Collected data entries:
BEGIN

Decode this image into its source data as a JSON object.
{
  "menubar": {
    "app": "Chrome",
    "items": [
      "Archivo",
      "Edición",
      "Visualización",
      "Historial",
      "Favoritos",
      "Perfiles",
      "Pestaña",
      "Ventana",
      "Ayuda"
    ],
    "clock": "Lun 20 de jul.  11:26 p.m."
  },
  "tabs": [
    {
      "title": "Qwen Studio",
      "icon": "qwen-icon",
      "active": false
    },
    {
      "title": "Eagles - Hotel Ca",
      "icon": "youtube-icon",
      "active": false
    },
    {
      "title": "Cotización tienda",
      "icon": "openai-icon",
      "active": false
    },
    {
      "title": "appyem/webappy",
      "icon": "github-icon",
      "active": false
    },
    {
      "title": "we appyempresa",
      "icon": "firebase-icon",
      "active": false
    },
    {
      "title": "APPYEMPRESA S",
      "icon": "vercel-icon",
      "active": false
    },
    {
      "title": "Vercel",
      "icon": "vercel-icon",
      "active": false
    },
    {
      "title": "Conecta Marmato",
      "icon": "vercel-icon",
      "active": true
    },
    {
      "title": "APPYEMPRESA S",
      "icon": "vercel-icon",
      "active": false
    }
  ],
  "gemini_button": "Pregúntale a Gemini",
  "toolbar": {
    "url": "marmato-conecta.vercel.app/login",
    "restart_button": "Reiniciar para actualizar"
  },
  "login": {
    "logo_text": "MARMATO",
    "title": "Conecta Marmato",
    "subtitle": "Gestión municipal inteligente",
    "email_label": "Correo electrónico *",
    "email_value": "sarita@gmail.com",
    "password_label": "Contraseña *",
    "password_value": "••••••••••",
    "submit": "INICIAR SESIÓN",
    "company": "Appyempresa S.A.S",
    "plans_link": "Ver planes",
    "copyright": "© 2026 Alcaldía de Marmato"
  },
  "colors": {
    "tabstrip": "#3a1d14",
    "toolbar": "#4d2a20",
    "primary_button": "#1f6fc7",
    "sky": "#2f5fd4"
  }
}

END

* [Written exercise]
Return every line exactly.

* [Complete response]
Decode this image into its source data as a JSON object.
{
  "menubar": {
    "app": "Chrome",
    "items": [
      "Archivo",
      "Edición",
      "Visualización",
      "Historial",
      "Favoritos",
      "Perfiles",
      "Pestaña",
      "Ventana",
      "Ayuda"
    ],
    "clock": "Lun 20 de jul.  11:26 p.m."
  },
  "tabs": [
    {
      "title": "Qwen Studio",
      "icon": "qwen-icon",
      "active": false
    },
    {
      "title": "Eagles - Hotel Ca",
      "icon": "youtube-icon",
      "active": false
    },
    {
      "title": "Cotización tienda",
      "icon": "openai-icon",
      "active": false
    },
    {
      "title": "appyem/webappy",
      "icon": "github-icon",
      "active": false
    },
    {
      "title": "we appyempresa",
      "icon": "firebase-icon",
      "active": false
    },
    {
      "title": "APPYEMPRESA S",
      "icon": "vercel-icon",
      "active": false
    },
    {
      "title": "Vercel",
      "icon": "vercel-icon",
      "active": false
    },
    {
      "title": "Conecta Marmato",
      "icon": "vercel-icon",
      "active": true
    },
    {
      "title": "APPYEMPRESA S",
      "icon": "vercel-icon",
      "active": false
    }
  ],
  "gemini_button": "Pregúntale a Gemini",
  "toolbar": {
    "url": "marmato-conecta.vercel.app/login",
    "restart_button": "Reiniciar para actualizar"
  },
  "login": {
    "logo_text": "MARMATO",
    "title": "Conecta Marmato",
    "subtitle": "Gestión municipal inteligente",
    "email_label": "Correo electrónico *",
    "email_value": "sarita@gmail.com",
    "password_label": "Contraseña *",
    "password_value": "••••••••••",
    "submit": "INICIAR SESIÓN",
    "company": "Appyempresa S.A.S",
    "plans_link": "Ver planes",
    "copyright": "© 2026 Alcaldía de Marmato"
  },
  "colors": {
    "tabstrip": "#3a1d14",
    "toolbar": "#4d2a20",
    "primary_button": "#1f6fc7",
    "sky": "#2f5fd4"
  }
}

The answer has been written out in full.